▶ [AIM]: Which lines of the records contain "JSON"? Collect every one of them.

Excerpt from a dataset
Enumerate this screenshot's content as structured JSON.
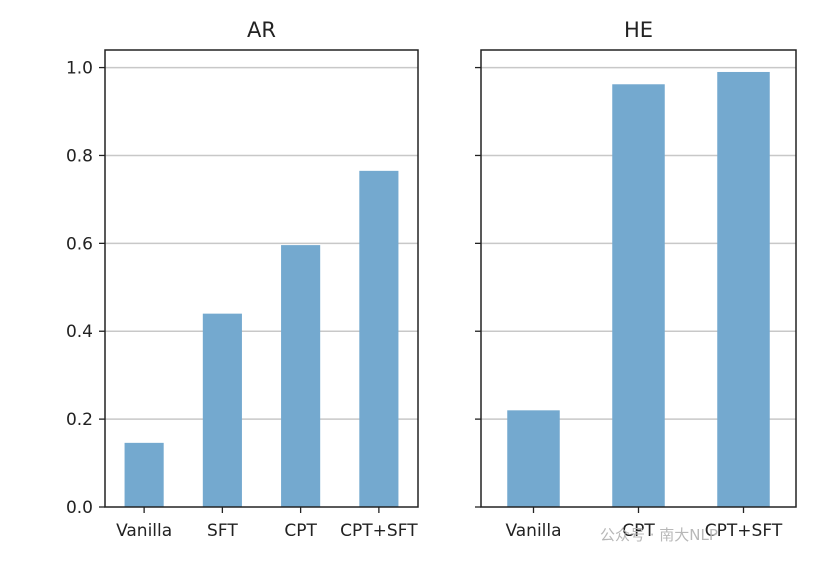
{
  "chart_data": [
    {
      "type": "bar",
      "title": "AR",
      "categories": [
        "Vanilla",
        "SFT",
        "CPT",
        "CPT+SFT"
      ],
      "values": [
        0.146,
        0.44,
        0.596,
        0.765
      ],
      "ylim": [
        0,
        1.04
      ],
      "yticks": [
        "0.0",
        "0.2",
        "0.4",
        "0.6",
        "0.8",
        "1.0"
      ],
      "grid": "horizontal",
      "bar_color": "#74a9cf"
    },
    {
      "type": "bar",
      "title": "HE",
      "categories": [
        "Vanilla",
        "CPT",
        "CPT+SFT"
      ],
      "values": [
        0.22,
        0.962,
        0.99
      ],
      "ylim": [
        0,
        1.04
      ],
      "grid": "horizontal",
      "bar_color": "#74a9cf"
    }
  ],
  "watermark": "公众号 · 南大NLP"
}
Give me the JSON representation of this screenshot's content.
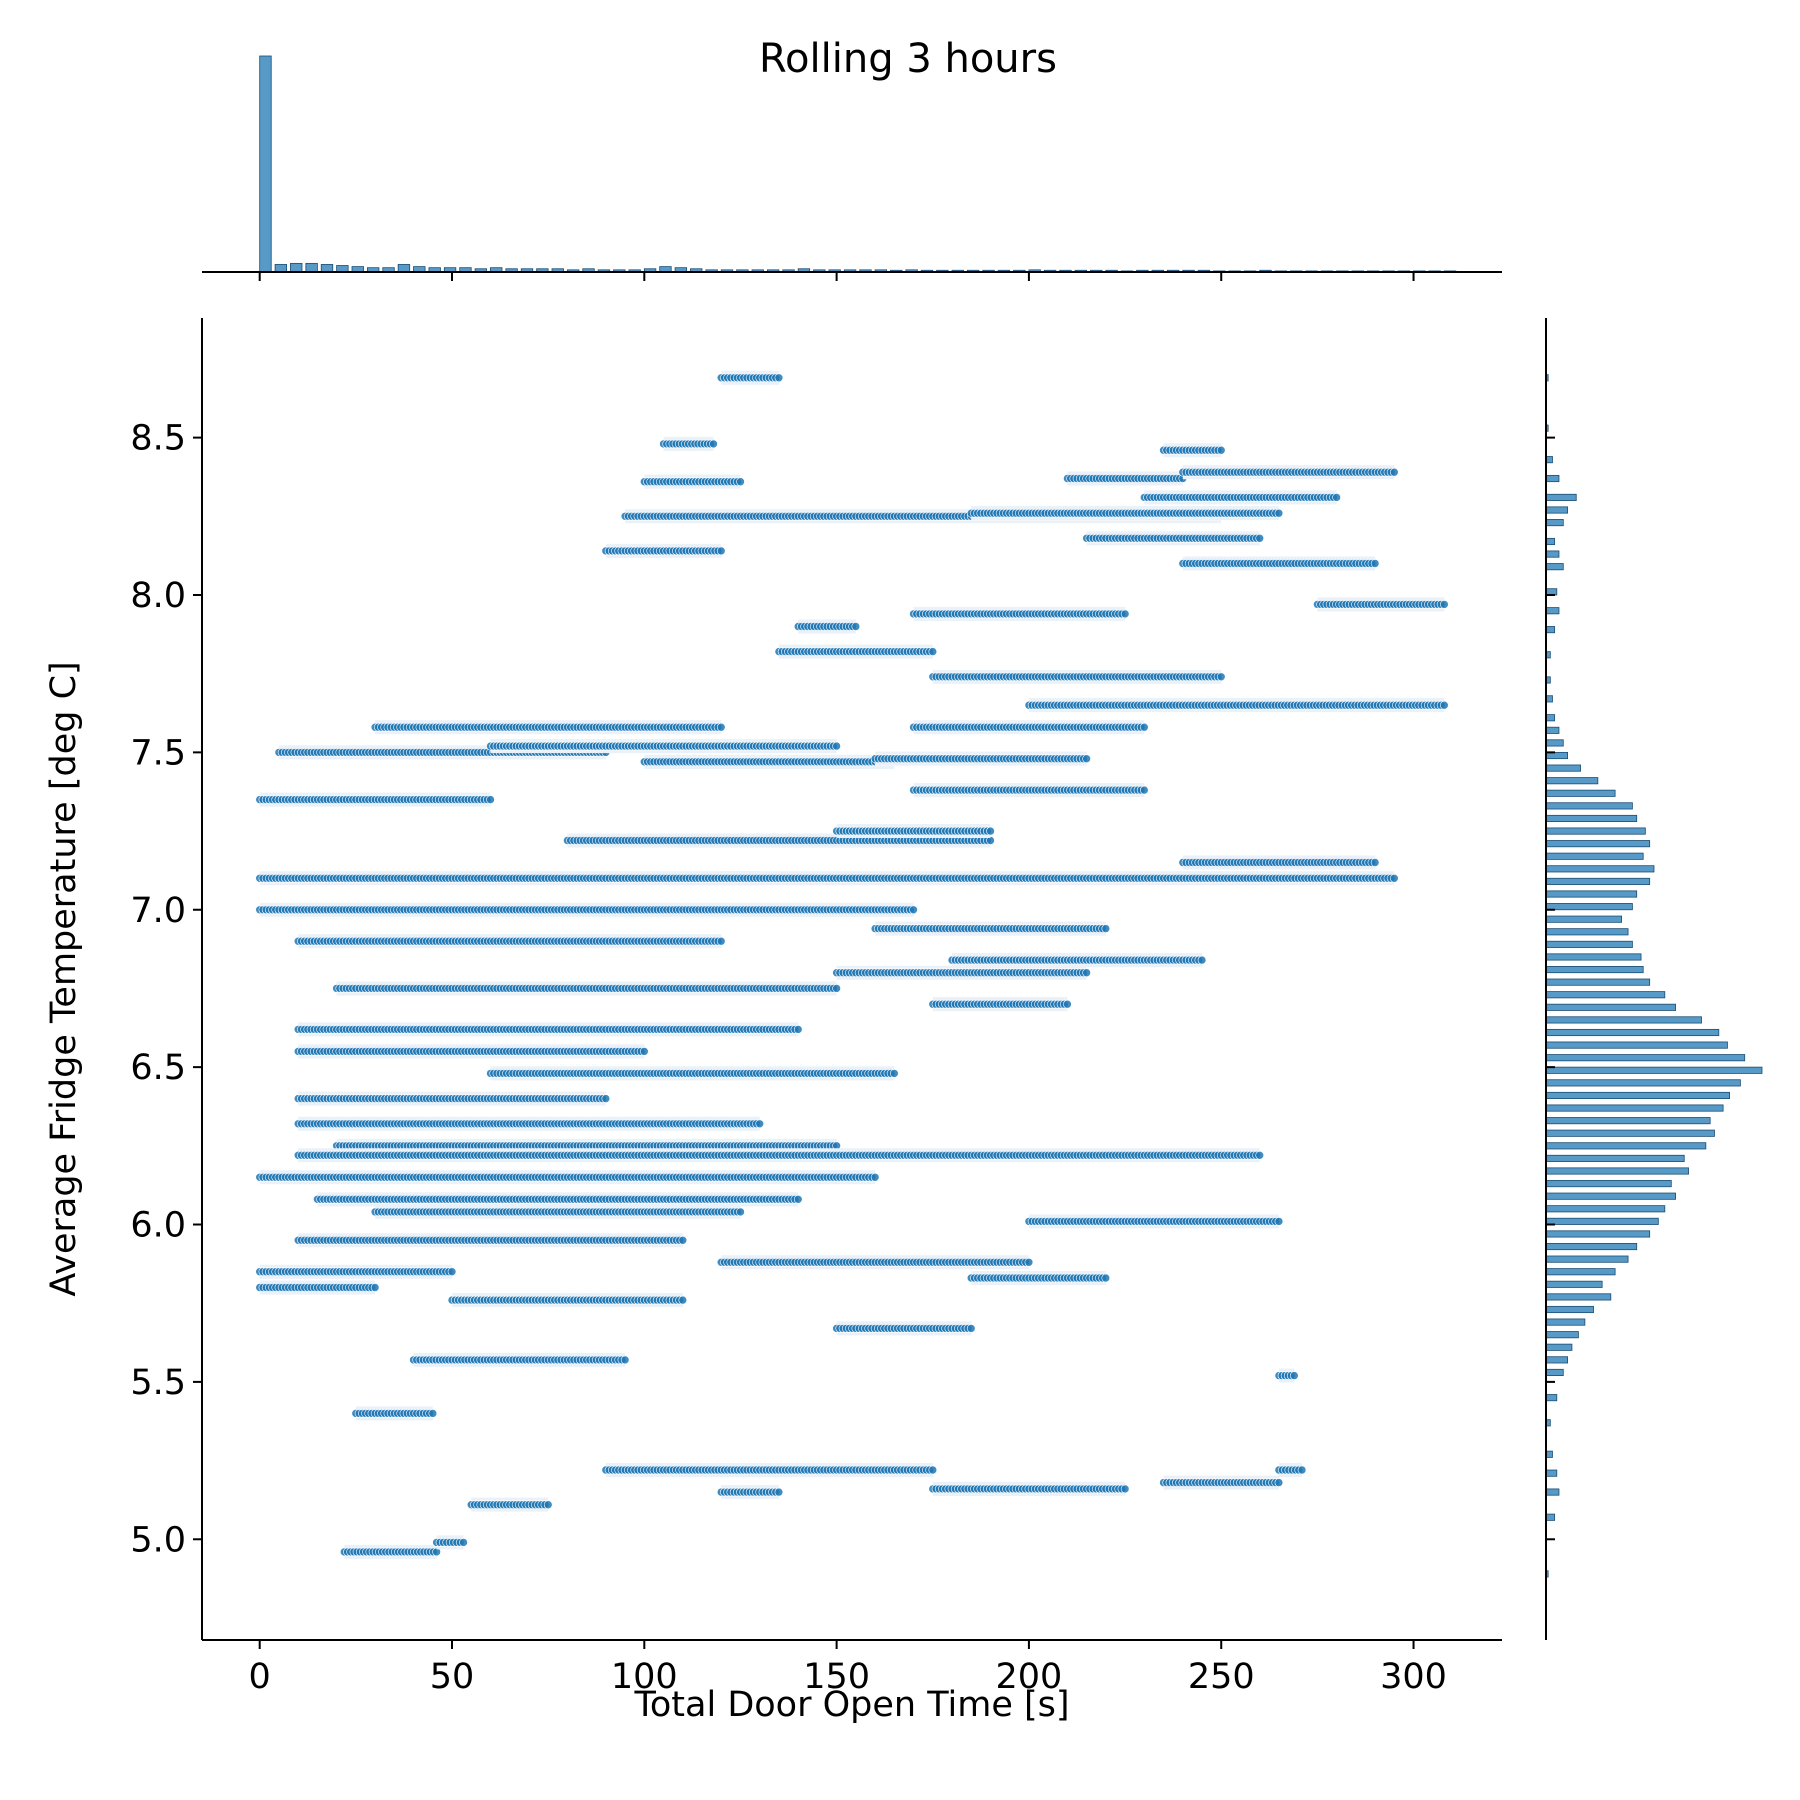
{
  "chart_data": {
    "type": "scatter",
    "title": "Rolling 3 hours",
    "xlabel": "Total Door Open Time [s]",
    "ylabel": "Average Fridge Temperature [deg C]",
    "xlim": [
      -15,
      323
    ],
    "ylim": [
      4.68,
      8.88
    ],
    "xticks": [
      0,
      50,
      100,
      150,
      200,
      250,
      300
    ],
    "yticks": [
      5.0,
      5.5,
      6.0,
      6.5,
      7.0,
      7.5,
      8.0,
      8.5
    ],
    "xtick_labels": [
      "0",
      "50",
      "100",
      "150",
      "200",
      "250",
      "300"
    ],
    "ytick_labels": [
      "5.0",
      "5.5",
      "6.0",
      "6.5",
      "7.0",
      "7.5",
      "8.0",
      "8.5"
    ],
    "grid": false,
    "legend": "none",
    "marginals": {
      "top": "histogram",
      "right": "histogram"
    },
    "color": "#1f77b4",
    "segments": [
      {
        "x": [
          120,
          135
        ],
        "y": 8.69
      },
      {
        "x": [
          105,
          118
        ],
        "y": 8.48
      },
      {
        "x": [
          100,
          125
        ],
        "y": 8.36
      },
      {
        "x": [
          95,
          250
        ],
        "y": 8.25
      },
      {
        "x": [
          90,
          120
        ],
        "y": 8.14
      },
      {
        "x": [
          235,
          250
        ],
        "y": 8.46
      },
      {
        "x": [
          210,
          240
        ],
        "y": 8.37
      },
      {
        "x": [
          240,
          295
        ],
        "y": 8.39
      },
      {
        "x": [
          230,
          280
        ],
        "y": 8.31
      },
      {
        "x": [
          185,
          265
        ],
        "y": 8.26
      },
      {
        "x": [
          215,
          260
        ],
        "y": 8.18
      },
      {
        "x": [
          240,
          290
        ],
        "y": 8.1
      },
      {
        "x": [
          275,
          308
        ],
        "y": 7.97
      },
      {
        "x": [
          170,
          225
        ],
        "y": 7.94
      },
      {
        "x": [
          135,
          175
        ],
        "y": 7.82
      },
      {
        "x": [
          175,
          250
        ],
        "y": 7.74
      },
      {
        "x": [
          140,
          155
        ],
        "y": 7.9
      },
      {
        "x": [
          0,
          60
        ],
        "y": 7.35
      },
      {
        "x": [
          5,
          90
        ],
        "y": 7.5
      },
      {
        "x": [
          30,
          120
        ],
        "y": 7.58
      },
      {
        "x": [
          60,
          150
        ],
        "y": 7.52
      },
      {
        "x": [
          100,
          165
        ],
        "y": 7.47
      },
      {
        "x": [
          160,
          215
        ],
        "y": 7.48
      },
      {
        "x": [
          170,
          230
        ],
        "y": 7.58
      },
      {
        "x": [
          200,
          308
        ],
        "y": 7.65
      },
      {
        "x": [
          170,
          230
        ],
        "y": 7.38
      },
      {
        "x": [
          80,
          190
        ],
        "y": 7.22
      },
      {
        "x": [
          150,
          190
        ],
        "y": 7.25
      },
      {
        "x": [
          0,
          130
        ],
        "y": 7.1
      },
      {
        "x": [
          120,
          295
        ],
        "y": 7.1
      },
      {
        "x": [
          240,
          290
        ],
        "y": 7.15
      },
      {
        "x": [
          0,
          170
        ],
        "y": 7.0
      },
      {
        "x": [
          10,
          120
        ],
        "y": 6.9
      },
      {
        "x": [
          160,
          220
        ],
        "y": 6.94
      },
      {
        "x": [
          180,
          245
        ],
        "y": 6.84
      },
      {
        "x": [
          150,
          215
        ],
        "y": 6.8
      },
      {
        "x": [
          20,
          150
        ],
        "y": 6.75
      },
      {
        "x": [
          175,
          210
        ],
        "y": 6.7
      },
      {
        "x": [
          10,
          140
        ],
        "y": 6.62
      },
      {
        "x": [
          10,
          100
        ],
        "y": 6.55
      },
      {
        "x": [
          60,
          165
        ],
        "y": 6.48
      },
      {
        "x": [
          10,
          90
        ],
        "y": 6.4
      },
      {
        "x": [
          10,
          130
        ],
        "y": 6.32
      },
      {
        "x": [
          20,
          150
        ],
        "y": 6.25
      },
      {
        "x": [
          10,
          260
        ],
        "y": 6.22
      },
      {
        "x": [
          0,
          160
        ],
        "y": 6.15
      },
      {
        "x": [
          15,
          140
        ],
        "y": 6.08
      },
      {
        "x": [
          30,
          125
        ],
        "y": 6.04
      },
      {
        "x": [
          200,
          265
        ],
        "y": 6.01
      },
      {
        "x": [
          10,
          110
        ],
        "y": 5.95
      },
      {
        "x": [
          120,
          200
        ],
        "y": 5.88
      },
      {
        "x": [
          185,
          220
        ],
        "y": 5.83
      },
      {
        "x": [
          0,
          50
        ],
        "y": 5.85
      },
      {
        "x": [
          50,
          110
        ],
        "y": 5.76
      },
      {
        "x": [
          150,
          185
        ],
        "y": 5.67
      },
      {
        "x": [
          40,
          95
        ],
        "y": 5.57
      },
      {
        "x": [
          25,
          45
        ],
        "y": 5.4
      },
      {
        "x": [
          0,
          30
        ],
        "y": 5.8
      },
      {
        "x": [
          90,
          175
        ],
        "y": 5.22
      },
      {
        "x": [
          175,
          225
        ],
        "y": 5.16
      },
      {
        "x": [
          235,
          265
        ],
        "y": 5.18
      },
      {
        "x": [
          265,
          271
        ],
        "y": 5.22
      },
      {
        "x": [
          120,
          135
        ],
        "y": 5.15
      },
      {
        "x": [
          55,
          75
        ],
        "y": 5.11
      },
      {
        "x": [
          22,
          46
        ],
        "y": 4.96
      },
      {
        "x": [
          46,
          53
        ],
        "y": 4.99
      },
      {
        "x": [
          265,
          269
        ],
        "y": 5.52
      }
    ],
    "x_histogram": {
      "bin_starts": [
        0,
        4,
        8,
        12,
        16,
        20,
        24,
        28,
        32,
        36,
        40,
        44,
        48,
        52,
        56,
        60,
        64,
        68,
        72,
        76,
        80,
        84,
        88,
        92,
        96,
        100,
        104,
        108,
        112,
        116,
        120,
        124,
        128,
        132,
        136,
        140,
        144,
        148,
        152,
        156,
        160,
        164,
        168,
        172,
        176,
        180,
        184,
        188,
        192,
        196,
        200,
        204,
        208,
        212,
        216,
        220,
        224,
        228,
        232,
        236,
        240,
        244,
        248,
        252,
        256,
        260,
        264,
        268,
        272,
        276,
        280,
        284,
        288,
        292,
        296,
        300,
        304,
        308
      ],
      "counts": [
        100,
        3.5,
        4,
        4,
        3.5,
        3,
        2.5,
        2,
        2,
        3.5,
        2.5,
        2,
        2,
        2,
        1.5,
        2,
        1.5,
        1.5,
        1.5,
        1.5,
        1,
        1.5,
        1,
        1,
        1,
        1.5,
        2.5,
        2,
        1.5,
        1,
        1,
        1,
        1,
        1,
        1,
        1.5,
        1,
        1,
        1,
        1,
        1,
        0.8,
        1,
        0.8,
        0.8,
        0.8,
        0.8,
        0.8,
        0.8,
        0.8,
        1,
        0.8,
        0.8,
        0.8,
        0.8,
        0.8,
        0.5,
        0.8,
        0.8,
        0.8,
        0.8,
        0.8,
        0.5,
        0.5,
        0.5,
        0.8,
        0.5,
        0.5,
        0.5,
        0.5,
        0.5,
        0.5,
        0.5,
        0.5,
        0.5,
        0.5,
        0.5,
        0.5
      ]
    },
    "y_histogram": {
      "bin_width": 0.02,
      "bins": [
        {
          "y": 4.88,
          "count": 1
        },
        {
          "y": 5.06,
          "count": 4
        },
        {
          "y": 5.14,
          "count": 6
        },
        {
          "y": 5.2,
          "count": 5
        },
        {
          "y": 5.26,
          "count": 3
        },
        {
          "y": 5.36,
          "count": 2
        },
        {
          "y": 5.44,
          "count": 5
        },
        {
          "y": 5.52,
          "count": 8
        },
        {
          "y": 5.56,
          "count": 10
        },
        {
          "y": 5.6,
          "count": 12
        },
        {
          "y": 5.64,
          "count": 15
        },
        {
          "y": 5.68,
          "count": 18
        },
        {
          "y": 5.72,
          "count": 22
        },
        {
          "y": 5.76,
          "count": 30
        },
        {
          "y": 5.8,
          "count": 26
        },
        {
          "y": 5.84,
          "count": 32
        },
        {
          "y": 5.88,
          "count": 38
        },
        {
          "y": 5.92,
          "count": 42
        },
        {
          "y": 5.96,
          "count": 48
        },
        {
          "y": 6.0,
          "count": 52
        },
        {
          "y": 6.04,
          "count": 55
        },
        {
          "y": 6.08,
          "count": 60
        },
        {
          "y": 6.12,
          "count": 58
        },
        {
          "y": 6.16,
          "count": 66
        },
        {
          "y": 6.2,
          "count": 64
        },
        {
          "y": 6.24,
          "count": 74
        },
        {
          "y": 6.28,
          "count": 78
        },
        {
          "y": 6.32,
          "count": 76
        },
        {
          "y": 6.36,
          "count": 82
        },
        {
          "y": 6.4,
          "count": 85
        },
        {
          "y": 6.44,
          "count": 90
        },
        {
          "y": 6.48,
          "count": 100
        },
        {
          "y": 6.52,
          "count": 92
        },
        {
          "y": 6.56,
          "count": 84
        },
        {
          "y": 6.6,
          "count": 80
        },
        {
          "y": 6.64,
          "count": 72
        },
        {
          "y": 6.68,
          "count": 60
        },
        {
          "y": 6.72,
          "count": 55
        },
        {
          "y": 6.76,
          "count": 48
        },
        {
          "y": 6.8,
          "count": 45
        },
        {
          "y": 6.84,
          "count": 44
        },
        {
          "y": 6.88,
          "count": 40
        },
        {
          "y": 6.92,
          "count": 38
        },
        {
          "y": 6.96,
          "count": 35
        },
        {
          "y": 7.0,
          "count": 40
        },
        {
          "y": 7.04,
          "count": 42
        },
        {
          "y": 7.08,
          "count": 48
        },
        {
          "y": 7.12,
          "count": 50
        },
        {
          "y": 7.16,
          "count": 45
        },
        {
          "y": 7.2,
          "count": 48
        },
        {
          "y": 7.24,
          "count": 46
        },
        {
          "y": 7.28,
          "count": 42
        },
        {
          "y": 7.32,
          "count": 40
        },
        {
          "y": 7.36,
          "count": 32
        },
        {
          "y": 7.4,
          "count": 24
        },
        {
          "y": 7.44,
          "count": 16
        },
        {
          "y": 7.48,
          "count": 10
        },
        {
          "y": 7.52,
          "count": 8
        },
        {
          "y": 7.56,
          "count": 6
        },
        {
          "y": 7.6,
          "count": 4
        },
        {
          "y": 7.66,
          "count": 3
        },
        {
          "y": 7.72,
          "count": 2
        },
        {
          "y": 7.8,
          "count": 2
        },
        {
          "y": 7.88,
          "count": 4
        },
        {
          "y": 7.94,
          "count": 6
        },
        {
          "y": 8.0,
          "count": 5
        },
        {
          "y": 8.08,
          "count": 8
        },
        {
          "y": 8.12,
          "count": 6
        },
        {
          "y": 8.16,
          "count": 4
        },
        {
          "y": 8.22,
          "count": 8
        },
        {
          "y": 8.26,
          "count": 10
        },
        {
          "y": 8.3,
          "count": 14
        },
        {
          "y": 8.36,
          "count": 6
        },
        {
          "y": 8.42,
          "count": 3
        },
        {
          "y": 8.52,
          "count": 1
        },
        {
          "y": 8.68,
          "count": 1
        }
      ]
    }
  }
}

▶ [FINAL RESULT]:
Enumerate this screenshot's content as structured JSON.
Give me the JSON representation of this screenshot's content.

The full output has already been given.